*Collected data:*
----------
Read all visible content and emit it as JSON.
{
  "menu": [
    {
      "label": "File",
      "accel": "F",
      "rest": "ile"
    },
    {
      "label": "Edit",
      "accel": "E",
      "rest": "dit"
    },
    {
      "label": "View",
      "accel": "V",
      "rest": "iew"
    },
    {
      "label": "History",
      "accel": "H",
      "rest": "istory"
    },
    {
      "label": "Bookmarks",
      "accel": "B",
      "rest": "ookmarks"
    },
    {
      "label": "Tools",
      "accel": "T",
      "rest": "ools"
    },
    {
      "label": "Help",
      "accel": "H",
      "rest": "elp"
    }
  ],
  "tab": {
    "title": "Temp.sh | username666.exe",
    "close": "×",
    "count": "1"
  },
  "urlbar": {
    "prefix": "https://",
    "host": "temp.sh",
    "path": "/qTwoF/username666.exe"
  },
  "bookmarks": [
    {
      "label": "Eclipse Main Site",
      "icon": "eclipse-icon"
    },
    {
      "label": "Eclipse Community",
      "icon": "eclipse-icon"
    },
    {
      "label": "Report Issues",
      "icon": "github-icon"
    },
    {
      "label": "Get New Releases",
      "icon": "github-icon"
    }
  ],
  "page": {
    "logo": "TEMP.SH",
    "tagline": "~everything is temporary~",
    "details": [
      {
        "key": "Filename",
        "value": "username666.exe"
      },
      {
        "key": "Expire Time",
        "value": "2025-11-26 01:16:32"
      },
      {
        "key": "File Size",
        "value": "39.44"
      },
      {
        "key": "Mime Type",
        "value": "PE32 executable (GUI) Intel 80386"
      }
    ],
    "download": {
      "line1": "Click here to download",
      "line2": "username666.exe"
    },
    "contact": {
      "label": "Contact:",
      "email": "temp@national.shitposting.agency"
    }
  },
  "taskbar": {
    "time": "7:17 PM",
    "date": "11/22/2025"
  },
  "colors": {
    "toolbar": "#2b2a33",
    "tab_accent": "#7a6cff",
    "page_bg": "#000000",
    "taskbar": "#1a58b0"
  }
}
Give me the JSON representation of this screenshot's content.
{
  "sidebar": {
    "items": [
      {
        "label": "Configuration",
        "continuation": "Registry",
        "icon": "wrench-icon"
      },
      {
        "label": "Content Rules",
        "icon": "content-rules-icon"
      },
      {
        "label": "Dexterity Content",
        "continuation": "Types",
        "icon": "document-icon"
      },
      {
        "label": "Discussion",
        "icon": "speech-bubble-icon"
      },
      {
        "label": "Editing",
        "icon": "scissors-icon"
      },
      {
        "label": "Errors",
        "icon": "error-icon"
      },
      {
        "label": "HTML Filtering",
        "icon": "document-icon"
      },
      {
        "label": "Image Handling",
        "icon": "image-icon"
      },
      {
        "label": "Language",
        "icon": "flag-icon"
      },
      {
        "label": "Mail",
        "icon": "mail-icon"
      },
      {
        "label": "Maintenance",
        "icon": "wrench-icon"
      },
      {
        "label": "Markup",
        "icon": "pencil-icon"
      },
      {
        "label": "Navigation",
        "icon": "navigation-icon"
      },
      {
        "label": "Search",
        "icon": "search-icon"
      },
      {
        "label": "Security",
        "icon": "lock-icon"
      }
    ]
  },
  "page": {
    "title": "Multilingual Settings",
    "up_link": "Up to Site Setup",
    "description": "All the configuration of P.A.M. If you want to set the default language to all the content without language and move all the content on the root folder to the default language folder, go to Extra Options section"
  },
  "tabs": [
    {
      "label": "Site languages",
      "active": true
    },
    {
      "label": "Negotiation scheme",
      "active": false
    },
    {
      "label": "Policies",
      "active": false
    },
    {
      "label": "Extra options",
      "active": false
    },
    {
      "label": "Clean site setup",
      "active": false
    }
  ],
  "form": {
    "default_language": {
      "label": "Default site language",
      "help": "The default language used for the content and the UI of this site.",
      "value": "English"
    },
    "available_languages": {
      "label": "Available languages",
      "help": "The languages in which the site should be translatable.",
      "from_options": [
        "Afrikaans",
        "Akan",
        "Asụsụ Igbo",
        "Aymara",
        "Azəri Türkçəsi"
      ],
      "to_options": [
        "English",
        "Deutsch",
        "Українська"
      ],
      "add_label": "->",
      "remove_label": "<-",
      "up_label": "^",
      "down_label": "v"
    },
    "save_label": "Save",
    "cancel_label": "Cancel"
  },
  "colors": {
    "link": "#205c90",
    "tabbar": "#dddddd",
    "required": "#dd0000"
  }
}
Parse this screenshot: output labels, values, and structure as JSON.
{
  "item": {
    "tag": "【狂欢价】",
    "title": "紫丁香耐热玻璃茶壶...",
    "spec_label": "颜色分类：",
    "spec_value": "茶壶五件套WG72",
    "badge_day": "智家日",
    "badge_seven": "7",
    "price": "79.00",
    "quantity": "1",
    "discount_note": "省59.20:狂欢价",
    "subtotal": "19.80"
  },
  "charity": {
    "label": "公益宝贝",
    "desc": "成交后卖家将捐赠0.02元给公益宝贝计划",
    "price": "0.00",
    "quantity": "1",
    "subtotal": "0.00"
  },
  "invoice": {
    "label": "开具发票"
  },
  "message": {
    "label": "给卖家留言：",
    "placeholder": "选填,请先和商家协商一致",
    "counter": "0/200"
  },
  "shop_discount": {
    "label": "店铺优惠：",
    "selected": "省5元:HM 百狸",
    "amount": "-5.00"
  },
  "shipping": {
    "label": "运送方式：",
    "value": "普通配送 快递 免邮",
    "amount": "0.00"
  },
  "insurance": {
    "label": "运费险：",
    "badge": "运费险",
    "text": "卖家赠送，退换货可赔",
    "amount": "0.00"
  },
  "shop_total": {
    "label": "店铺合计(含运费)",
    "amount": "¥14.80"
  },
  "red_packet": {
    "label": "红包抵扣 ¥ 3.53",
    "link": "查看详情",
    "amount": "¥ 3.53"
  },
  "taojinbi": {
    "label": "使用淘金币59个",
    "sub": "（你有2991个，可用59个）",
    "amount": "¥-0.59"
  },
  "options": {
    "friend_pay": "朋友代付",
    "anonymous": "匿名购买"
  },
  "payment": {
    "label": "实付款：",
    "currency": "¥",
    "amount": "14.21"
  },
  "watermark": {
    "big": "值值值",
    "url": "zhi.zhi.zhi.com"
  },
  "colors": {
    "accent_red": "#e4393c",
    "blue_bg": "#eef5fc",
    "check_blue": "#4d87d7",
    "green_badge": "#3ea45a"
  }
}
----------
*Set task:*
From the entries above, list each line with "JSON" in it.

*Result of the task:*
Read all visible content and emit it as JSON.
Give me the JSON representation of this screenshot's content.
Parse this screenshot: output labels, values, and structure as JSON.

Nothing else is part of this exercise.